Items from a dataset
□ □ □ □ □ □ □

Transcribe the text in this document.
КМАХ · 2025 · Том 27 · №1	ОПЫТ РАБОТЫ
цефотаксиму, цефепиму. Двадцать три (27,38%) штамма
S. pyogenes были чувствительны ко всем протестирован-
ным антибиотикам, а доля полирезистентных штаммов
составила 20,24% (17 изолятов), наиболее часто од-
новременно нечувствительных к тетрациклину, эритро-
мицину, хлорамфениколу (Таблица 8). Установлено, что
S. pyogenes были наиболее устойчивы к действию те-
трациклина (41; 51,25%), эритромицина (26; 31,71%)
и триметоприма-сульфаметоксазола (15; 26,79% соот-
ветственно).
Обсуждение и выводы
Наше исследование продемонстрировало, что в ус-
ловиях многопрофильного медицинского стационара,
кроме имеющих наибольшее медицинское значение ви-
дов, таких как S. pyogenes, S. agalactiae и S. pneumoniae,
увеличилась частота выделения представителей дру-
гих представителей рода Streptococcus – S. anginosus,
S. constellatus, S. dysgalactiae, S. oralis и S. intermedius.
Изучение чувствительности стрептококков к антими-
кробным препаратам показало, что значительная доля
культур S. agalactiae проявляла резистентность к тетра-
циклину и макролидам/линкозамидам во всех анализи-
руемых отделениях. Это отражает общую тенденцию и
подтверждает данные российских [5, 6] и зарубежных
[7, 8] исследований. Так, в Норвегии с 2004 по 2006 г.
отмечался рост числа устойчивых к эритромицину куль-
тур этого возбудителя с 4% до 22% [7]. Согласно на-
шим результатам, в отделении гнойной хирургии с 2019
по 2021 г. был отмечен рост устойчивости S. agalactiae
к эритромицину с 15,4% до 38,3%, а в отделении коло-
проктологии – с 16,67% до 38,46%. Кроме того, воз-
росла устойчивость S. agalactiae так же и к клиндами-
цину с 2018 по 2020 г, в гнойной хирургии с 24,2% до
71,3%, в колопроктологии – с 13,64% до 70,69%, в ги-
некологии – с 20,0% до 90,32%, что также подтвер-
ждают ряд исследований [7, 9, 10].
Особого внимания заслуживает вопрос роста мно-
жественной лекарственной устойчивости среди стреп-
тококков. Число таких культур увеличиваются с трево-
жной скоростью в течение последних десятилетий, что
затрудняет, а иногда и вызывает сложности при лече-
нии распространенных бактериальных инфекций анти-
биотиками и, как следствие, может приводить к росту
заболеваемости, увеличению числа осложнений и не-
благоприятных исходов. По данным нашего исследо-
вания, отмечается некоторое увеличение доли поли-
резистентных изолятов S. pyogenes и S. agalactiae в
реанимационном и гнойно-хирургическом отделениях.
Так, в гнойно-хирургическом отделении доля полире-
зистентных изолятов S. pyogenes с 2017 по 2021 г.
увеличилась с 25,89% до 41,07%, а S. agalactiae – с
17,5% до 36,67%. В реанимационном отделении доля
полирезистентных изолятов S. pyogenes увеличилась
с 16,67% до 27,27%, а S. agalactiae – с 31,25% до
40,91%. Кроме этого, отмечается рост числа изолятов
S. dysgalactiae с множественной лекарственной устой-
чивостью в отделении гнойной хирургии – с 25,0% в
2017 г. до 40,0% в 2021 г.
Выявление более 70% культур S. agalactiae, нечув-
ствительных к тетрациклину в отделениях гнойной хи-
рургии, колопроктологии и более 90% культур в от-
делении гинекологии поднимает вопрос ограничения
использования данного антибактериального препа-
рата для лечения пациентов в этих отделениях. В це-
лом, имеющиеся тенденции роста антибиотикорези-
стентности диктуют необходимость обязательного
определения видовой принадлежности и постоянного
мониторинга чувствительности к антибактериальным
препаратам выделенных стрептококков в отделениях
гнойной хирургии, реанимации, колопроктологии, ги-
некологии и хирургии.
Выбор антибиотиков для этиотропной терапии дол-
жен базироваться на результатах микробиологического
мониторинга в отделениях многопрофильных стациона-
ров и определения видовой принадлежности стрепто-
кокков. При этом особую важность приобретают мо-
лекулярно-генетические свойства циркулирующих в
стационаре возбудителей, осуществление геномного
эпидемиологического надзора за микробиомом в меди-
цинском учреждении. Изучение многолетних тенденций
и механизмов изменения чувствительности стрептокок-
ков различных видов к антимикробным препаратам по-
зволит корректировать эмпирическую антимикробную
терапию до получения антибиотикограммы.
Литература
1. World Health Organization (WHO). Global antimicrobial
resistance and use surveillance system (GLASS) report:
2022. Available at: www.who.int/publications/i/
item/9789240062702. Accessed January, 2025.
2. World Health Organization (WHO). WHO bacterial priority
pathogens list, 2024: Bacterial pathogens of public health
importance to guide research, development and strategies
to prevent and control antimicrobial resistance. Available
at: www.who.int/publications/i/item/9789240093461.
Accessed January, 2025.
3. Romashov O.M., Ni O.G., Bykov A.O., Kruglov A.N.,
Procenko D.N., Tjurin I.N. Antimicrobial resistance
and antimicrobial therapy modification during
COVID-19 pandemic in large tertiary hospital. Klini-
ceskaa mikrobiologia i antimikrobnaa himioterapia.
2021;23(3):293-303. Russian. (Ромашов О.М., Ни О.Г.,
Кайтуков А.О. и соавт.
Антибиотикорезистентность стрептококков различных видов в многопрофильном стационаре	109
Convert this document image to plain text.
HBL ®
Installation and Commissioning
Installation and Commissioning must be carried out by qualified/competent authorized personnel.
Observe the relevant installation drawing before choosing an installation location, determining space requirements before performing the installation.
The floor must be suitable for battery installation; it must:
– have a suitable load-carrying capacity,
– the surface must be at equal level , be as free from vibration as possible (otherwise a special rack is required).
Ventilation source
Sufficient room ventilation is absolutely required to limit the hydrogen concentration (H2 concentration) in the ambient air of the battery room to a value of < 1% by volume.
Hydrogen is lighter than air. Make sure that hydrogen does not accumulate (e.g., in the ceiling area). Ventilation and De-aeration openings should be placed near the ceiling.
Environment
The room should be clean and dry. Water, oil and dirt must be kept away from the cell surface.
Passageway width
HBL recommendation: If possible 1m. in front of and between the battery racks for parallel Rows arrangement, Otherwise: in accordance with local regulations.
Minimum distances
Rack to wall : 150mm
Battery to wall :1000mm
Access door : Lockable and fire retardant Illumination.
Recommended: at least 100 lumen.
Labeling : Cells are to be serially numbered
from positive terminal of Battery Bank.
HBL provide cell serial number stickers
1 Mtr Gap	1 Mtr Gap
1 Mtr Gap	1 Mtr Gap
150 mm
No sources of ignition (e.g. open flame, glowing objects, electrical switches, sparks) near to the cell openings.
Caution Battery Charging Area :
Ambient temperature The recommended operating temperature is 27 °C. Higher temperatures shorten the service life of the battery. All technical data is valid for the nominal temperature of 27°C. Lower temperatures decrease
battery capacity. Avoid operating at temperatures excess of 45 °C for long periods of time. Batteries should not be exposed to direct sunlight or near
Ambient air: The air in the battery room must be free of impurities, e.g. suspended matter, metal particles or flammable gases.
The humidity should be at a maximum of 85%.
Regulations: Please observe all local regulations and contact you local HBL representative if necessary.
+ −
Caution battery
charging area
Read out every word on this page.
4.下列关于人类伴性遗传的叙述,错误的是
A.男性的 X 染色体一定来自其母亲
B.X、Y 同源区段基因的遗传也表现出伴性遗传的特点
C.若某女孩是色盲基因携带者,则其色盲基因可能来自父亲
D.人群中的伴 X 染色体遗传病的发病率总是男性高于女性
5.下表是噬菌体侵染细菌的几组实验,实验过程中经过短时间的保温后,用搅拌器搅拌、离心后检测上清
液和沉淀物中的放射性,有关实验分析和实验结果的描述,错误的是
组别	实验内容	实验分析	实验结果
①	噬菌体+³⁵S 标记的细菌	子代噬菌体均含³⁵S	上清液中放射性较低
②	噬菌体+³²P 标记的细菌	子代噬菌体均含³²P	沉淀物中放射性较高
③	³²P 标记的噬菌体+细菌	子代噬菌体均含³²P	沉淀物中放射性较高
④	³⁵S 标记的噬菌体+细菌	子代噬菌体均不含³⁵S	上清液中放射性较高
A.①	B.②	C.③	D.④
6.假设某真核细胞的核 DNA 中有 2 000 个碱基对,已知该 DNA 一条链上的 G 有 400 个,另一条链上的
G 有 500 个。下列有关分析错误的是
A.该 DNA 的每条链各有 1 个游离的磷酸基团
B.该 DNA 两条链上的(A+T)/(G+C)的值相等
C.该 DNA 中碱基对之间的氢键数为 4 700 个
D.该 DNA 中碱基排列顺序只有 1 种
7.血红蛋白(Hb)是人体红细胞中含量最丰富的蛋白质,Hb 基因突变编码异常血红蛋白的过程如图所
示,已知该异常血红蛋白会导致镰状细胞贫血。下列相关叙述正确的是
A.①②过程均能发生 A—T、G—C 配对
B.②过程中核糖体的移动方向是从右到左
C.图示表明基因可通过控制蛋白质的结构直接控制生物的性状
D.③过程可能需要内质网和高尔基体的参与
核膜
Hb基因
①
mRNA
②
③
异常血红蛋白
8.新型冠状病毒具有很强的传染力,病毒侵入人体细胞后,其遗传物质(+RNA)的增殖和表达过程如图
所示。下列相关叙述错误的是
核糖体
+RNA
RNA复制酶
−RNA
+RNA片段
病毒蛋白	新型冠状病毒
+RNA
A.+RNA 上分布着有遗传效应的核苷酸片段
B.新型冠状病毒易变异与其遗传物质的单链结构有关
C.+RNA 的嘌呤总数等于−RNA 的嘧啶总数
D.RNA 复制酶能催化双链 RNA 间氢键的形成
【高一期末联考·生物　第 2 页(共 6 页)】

□ □ □ □ □ □ □

*BRIEF*:
Your task is to gather all lines from the entries above that hold the word "should".

*ANSWER TO THIS TASK*:
Hydrogen is lighter than air. Make sure that hydrogen does not accumulate (e.g., in the ceiling area). Ventilation and De-aeration openings should be placed near the ceiling.
The room should be clean and dry. Water, oil and dirt must be kept away from the cell surface.
battery capacity. Avoid operating at temperatures excess of 45 °C for long periods of time. Batteries should not be exposed to direct sunlight or near
The humidity should be at a maximum of 85%.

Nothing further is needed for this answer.